_Exercise prompt_
Scan the listing below and copy every line holding "Zóna".

--- Provided data ---

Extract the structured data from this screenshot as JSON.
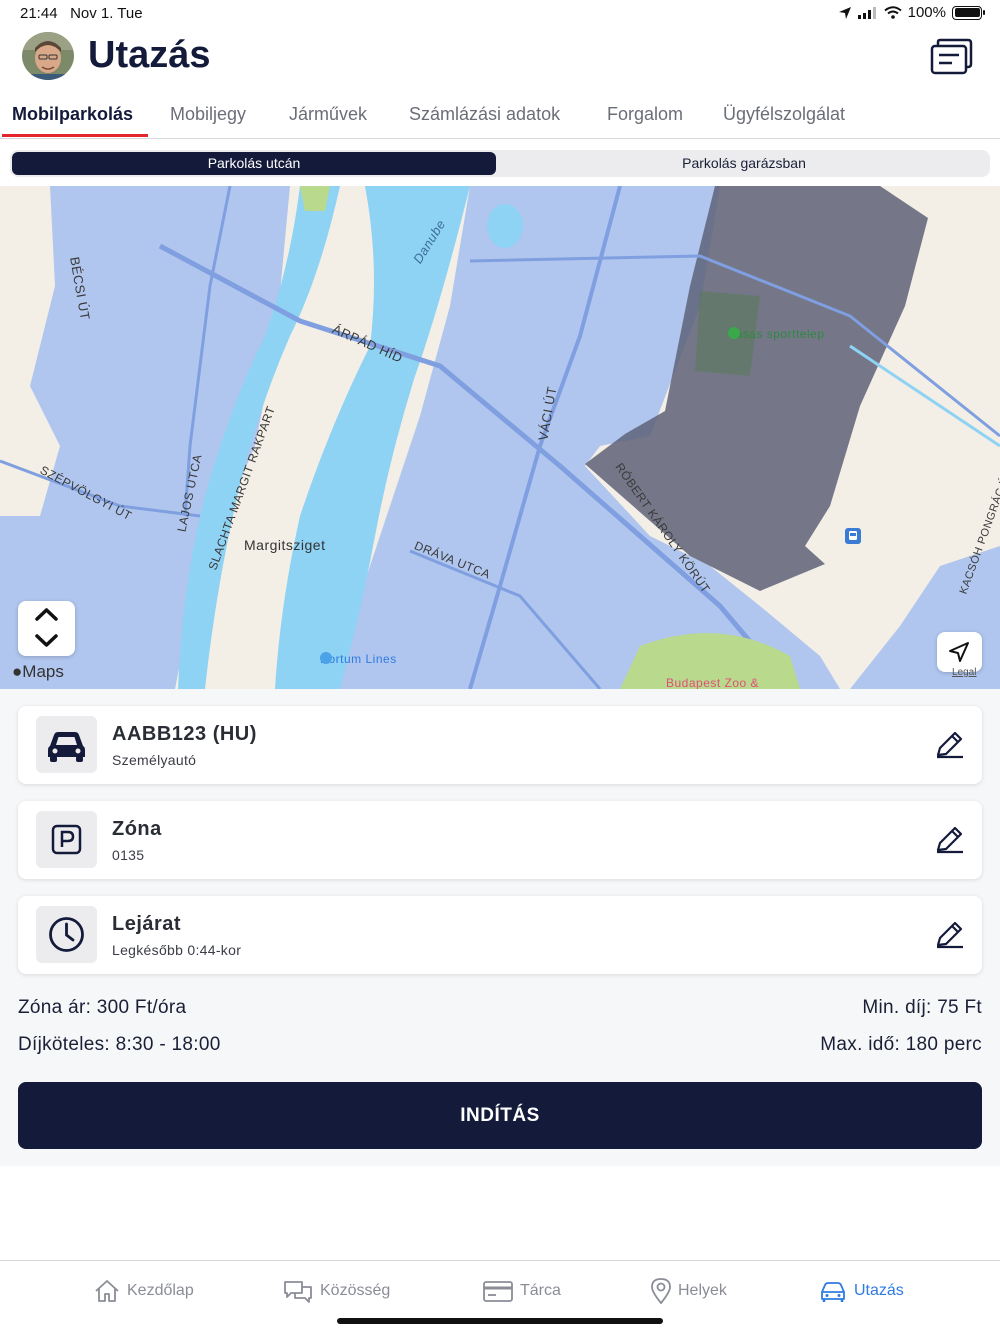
{
  "status_bar": {
    "time": "21:44",
    "date": "Nov 1. Tue",
    "battery": "100%"
  },
  "header": {
    "title": "Utazás"
  },
  "tabs": [
    {
      "label": "Mobilparkolás",
      "active": true
    },
    {
      "label": "Mobiljegy"
    },
    {
      "label": "Járművek"
    },
    {
      "label": "Számlázási adatok"
    },
    {
      "label": "Forgalom"
    },
    {
      "label": "Ügyfélszolgálat"
    }
  ],
  "segment": {
    "street": "Parkolás utcán",
    "garage": "Parkolás garázsban",
    "selected": "street"
  },
  "map": {
    "labels": {
      "danube": "Danube",
      "arpad": "ÁRPÁD HÍD",
      "becsi": "BÉCSI ÚT",
      "vasas": "Vasas sporttelep",
      "vaci": "VÁCI ÚT",
      "robert": "RÓBERT KÁROLY KÖRÚT",
      "szepvolgyi": "SZÉPVÖLGYI ÚT",
      "lajos": "LAJOS UTCA",
      "slachta": "SLACHTA MARGIT RAKPART",
      "margitsziget": "Margitsziget",
      "drava": "DRÁVA UTCA",
      "kacsoh": "KACSÓH PONGRÁC ÚT",
      "portum": "Portum Lines",
      "zoo": "Budapest Zoo &",
      "maps": "Maps",
      "legal": "Legal"
    },
    "icons": [
      "chevron-up-down-icon",
      "location-arrow-icon",
      "bus-stop-icon"
    ],
    "colors": {
      "zone_fill": "#a9c1ee",
      "active_zone": "#5e6278",
      "water": "#8ed2f4",
      "land": "#f3efe6"
    }
  },
  "cards": [
    {
      "title": "AABB123 (HU)",
      "subtitle": "Személyautó",
      "icon": "car-icon"
    },
    {
      "title": "Zóna",
      "subtitle": "0135",
      "icon": "parking-icon"
    },
    {
      "title": "Lejárat",
      "subtitle": "Legkésőbb 0:44-kor",
      "icon": "clock-icon"
    }
  ],
  "info": {
    "zone_price": "Zóna ár: 300 Ft/óra",
    "min_fee": "Min. díj: 75 Ft",
    "paid_hours": "Díjköteles: 8:30 - 18:00",
    "max_time": "Max. idő: 180 perc"
  },
  "start_button": "INDÍTÁS",
  "tabbar": [
    {
      "label": "Kezdőlap",
      "icon": "home-icon"
    },
    {
      "label": "Közösség",
      "icon": "chat-bubbles-icon"
    },
    {
      "label": "Tárca",
      "icon": "wallet-card-icon"
    },
    {
      "label": "Helyek",
      "icon": "map-pin-icon"
    },
    {
      "label": "Utazás",
      "icon": "car-travel-icon",
      "active": true
    }
  ],
  "accent_colors": {
    "navy": "#131a3a",
    "red": "#e4252b",
    "blue": "#2f7be0"
  }
}
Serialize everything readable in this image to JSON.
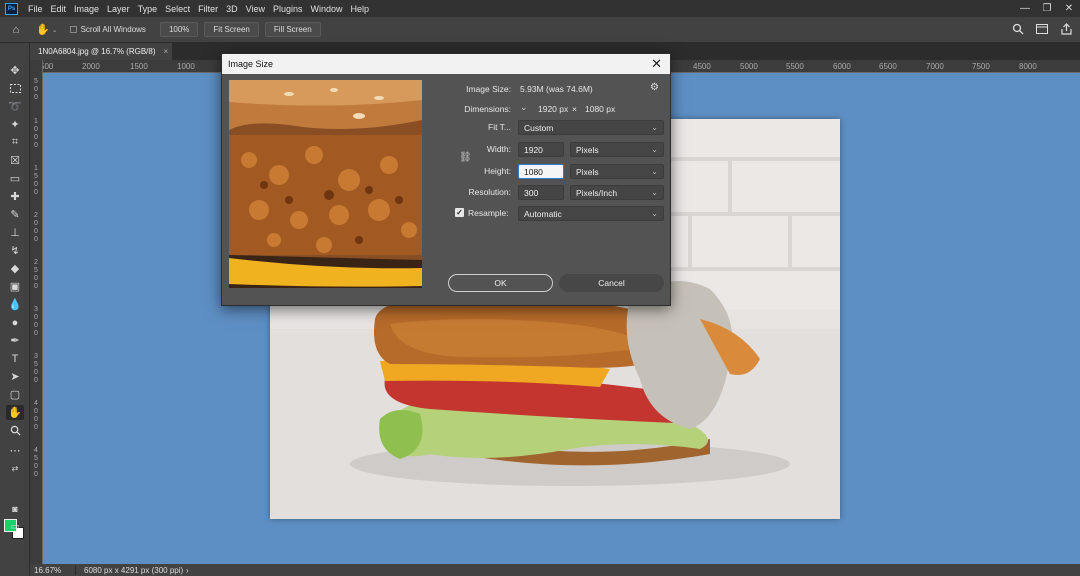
{
  "menubar": {
    "logo": "Ps",
    "items": [
      "File",
      "Edit",
      "Image",
      "Layer",
      "Type",
      "Select",
      "Filter",
      "3D",
      "View",
      "Plugins",
      "Window",
      "Help"
    ]
  },
  "options": {
    "scroll_all_label": "Scroll All Windows",
    "zoom_100": "100%",
    "fit_screen": "Fit Screen",
    "fill_screen": "Fill Screen"
  },
  "document": {
    "tab_title": "1N0A6804.jpg @ 16.7% (RGB/8)"
  },
  "rulers": {
    "top": [
      "500",
      "2000",
      "1500",
      "1000",
      "4500",
      "5000",
      "5500",
      "6000",
      "6500",
      "7000",
      "7500",
      "8000"
    ],
    "left": [
      "5\n0\n0",
      "1\n0\n0\n0",
      "1\n5\n0\n0",
      "2\n0\n0\n0",
      "2\n5\n0\n0",
      "3\n0\n0\n0",
      "3\n5\n0\n0",
      "4\n0\n0\n0",
      "4\n5\n0\n0"
    ]
  },
  "status": {
    "zoom": "16.67%",
    "info": "6080 px x 4291 px (300 ppi)",
    "arrow": "›"
  },
  "dialog": {
    "title": "Image Size",
    "image_size_label": "Image Size:",
    "image_size_value": "5.93M (was 74.6M)",
    "dimensions_label": "Dimensions:",
    "dim_width": "1920 px",
    "dim_x": "×",
    "dim_height": "1080 px",
    "fit_label": "Fit T...",
    "fit_value": "Custom",
    "width_label": "Width:",
    "width_value": "1920",
    "width_unit": "Pixels",
    "height_label": "Height:",
    "height_value": "1080",
    "height_unit": "Pixels",
    "resolution_label": "Resolution:",
    "resolution_value": "300",
    "resolution_unit": "Pixels/Inch",
    "resample_label": "Resample:",
    "resample_value": "Automatic",
    "ok": "OK",
    "cancel": "Cancel"
  },
  "colors": {
    "foreground": "#19d26b",
    "background": "#ffffff",
    "canvas": "#5e8fc4"
  }
}
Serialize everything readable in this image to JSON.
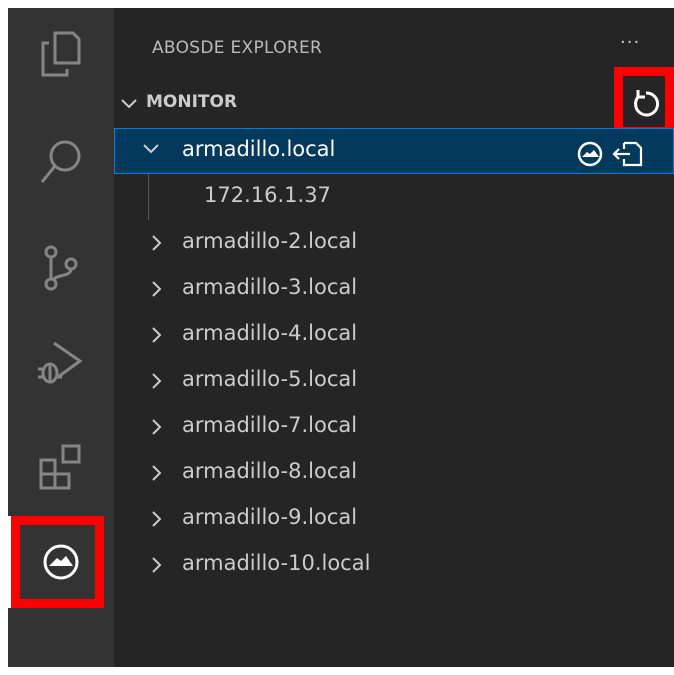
{
  "sidebar": {
    "title": "ABOSDE EXPLORER",
    "more_actions": "···",
    "section": {
      "title": "MONITOR"
    },
    "devices": [
      {
        "label": "armadillo.local",
        "expanded": true,
        "selected": true,
        "children": [
          {
            "label": "172.16.1.37"
          }
        ]
      },
      {
        "label": "armadillo-2.local"
      },
      {
        "label": "armadillo-3.local"
      },
      {
        "label": "armadillo-4.local"
      },
      {
        "label": "armadillo-5.local"
      },
      {
        "label": "armadillo-7.local"
      },
      {
        "label": "armadillo-8.local"
      },
      {
        "label": "armadillo-9.local"
      },
      {
        "label": "armadillo-10.local"
      }
    ]
  },
  "activity_bar": {
    "icons": [
      "files-icon",
      "search-icon",
      "source-control-icon",
      "run-debug-icon",
      "extensions-icon",
      "abosde-icon"
    ],
    "active": "abosde-icon"
  },
  "colors": {
    "activity_bar": "#333333",
    "sidebar": "#252526",
    "selection": "#04395e",
    "selection_border": "#007fd4",
    "highlight": "#ff0000"
  }
}
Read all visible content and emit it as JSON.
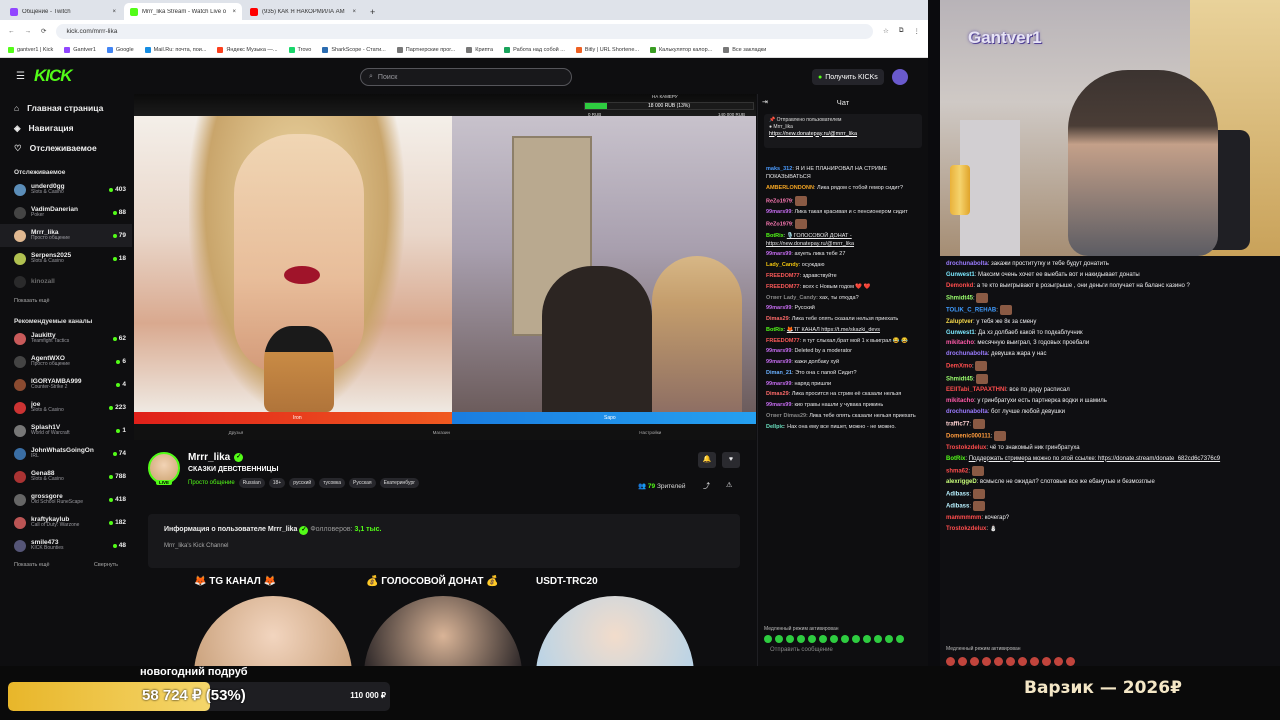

---

_Task response_
      "title": "Zóna",
    "zone_price": "Zóna ár: 300 Ft/óra",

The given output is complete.